__ROWS__.
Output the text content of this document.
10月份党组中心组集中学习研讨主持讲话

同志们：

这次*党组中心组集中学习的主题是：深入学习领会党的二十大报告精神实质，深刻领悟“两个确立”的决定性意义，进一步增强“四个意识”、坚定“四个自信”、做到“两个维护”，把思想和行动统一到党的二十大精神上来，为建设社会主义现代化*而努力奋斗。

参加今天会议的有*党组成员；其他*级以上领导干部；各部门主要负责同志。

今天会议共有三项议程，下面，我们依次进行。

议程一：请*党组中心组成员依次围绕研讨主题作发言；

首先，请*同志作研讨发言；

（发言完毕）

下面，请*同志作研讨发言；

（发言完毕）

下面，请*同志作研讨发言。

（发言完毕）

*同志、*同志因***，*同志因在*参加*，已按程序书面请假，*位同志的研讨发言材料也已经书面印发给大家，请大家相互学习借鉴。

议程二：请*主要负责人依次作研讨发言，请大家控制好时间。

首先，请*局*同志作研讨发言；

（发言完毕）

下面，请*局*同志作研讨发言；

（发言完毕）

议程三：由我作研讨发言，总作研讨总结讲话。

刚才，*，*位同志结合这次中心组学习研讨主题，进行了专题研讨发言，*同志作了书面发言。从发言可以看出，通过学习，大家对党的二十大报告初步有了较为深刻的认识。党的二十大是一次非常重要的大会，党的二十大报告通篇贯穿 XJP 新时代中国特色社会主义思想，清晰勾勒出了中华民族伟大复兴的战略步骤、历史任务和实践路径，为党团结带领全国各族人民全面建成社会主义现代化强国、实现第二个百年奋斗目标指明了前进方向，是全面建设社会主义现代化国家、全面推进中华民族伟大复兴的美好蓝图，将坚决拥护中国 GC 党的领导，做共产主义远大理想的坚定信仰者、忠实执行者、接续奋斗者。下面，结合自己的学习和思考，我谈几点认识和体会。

__SHORT PROBLEM__. From the listing above, extract every line exactly as it stands.

__FINISHED EXERCISE__.
Output the text content of this document.
10月份党组中心组集中学习研讨主持讲话

同志们：

这次*党组中心组集中学习的主题是：深入学习领会党的二十大报告精神实质，深刻领悟“两个确立”的决定性意义，进一步增强“四个意识”、坚定“四个自信”、做到“两个维护”，把思想和行动统一到党的二十大精神上来，为建设社会主义现代化*而努力奋斗。

参加今天会议的有*党组成员；其他*级以上领导干部；各部门主要负责同志。

今天会议共有三项议程，下面，我们依次进行。

议程一：请*党组中心组成员依次围绕研讨主题作发言；

首先，请*同志作研讨发言；

（发言完毕）

下面，请*同志作研讨发言；

（发言完毕）

下面，请*同志作研讨发言。

（发言完毕）

*同志、*同志因***，*同志因在*参加*，已按程序书面请假，*位同志的研讨发言材料也已经书面印发给大家，请大家相互学习借鉴。

议程二：请*主要负责人依次作研讨发言，请大家控制好时间。

首先，请*局*同志作研讨发言；

（发言完毕）

下面，请*局*同志作研讨发言；

（发言完毕）

议程三：由我作研讨发言，总作研讨总结讲话。

刚才，*，*位同志结合这次中心组学习研讨主题，进行了专题研讨发言，*同志作了书面发言。从发言可以看出，通过学习，大家对党的二十大报告初步有了较为深刻的认识。党的二十大是一次非常重要的大会，党的二十大报告通篇贯穿 XJP 新时代中国特色社会主义思想，清晰勾勒出了中华民族伟大复兴的战略步骤、历史任务和实践路径，为党团结带领全国各族人民全面建成社会主义现代化强国、实现第二个百年奋斗目标指明了前进方向，是全面建设社会主义现代化国家、全面推进中华民族伟大复兴的美好蓝图，将坚决拥护中国 GC 党的领导，做共产主义远大理想的坚定信仰者、忠实执行者、接续奋斗者。下面，结合自己的学习和思考，我谈几点认识和体会。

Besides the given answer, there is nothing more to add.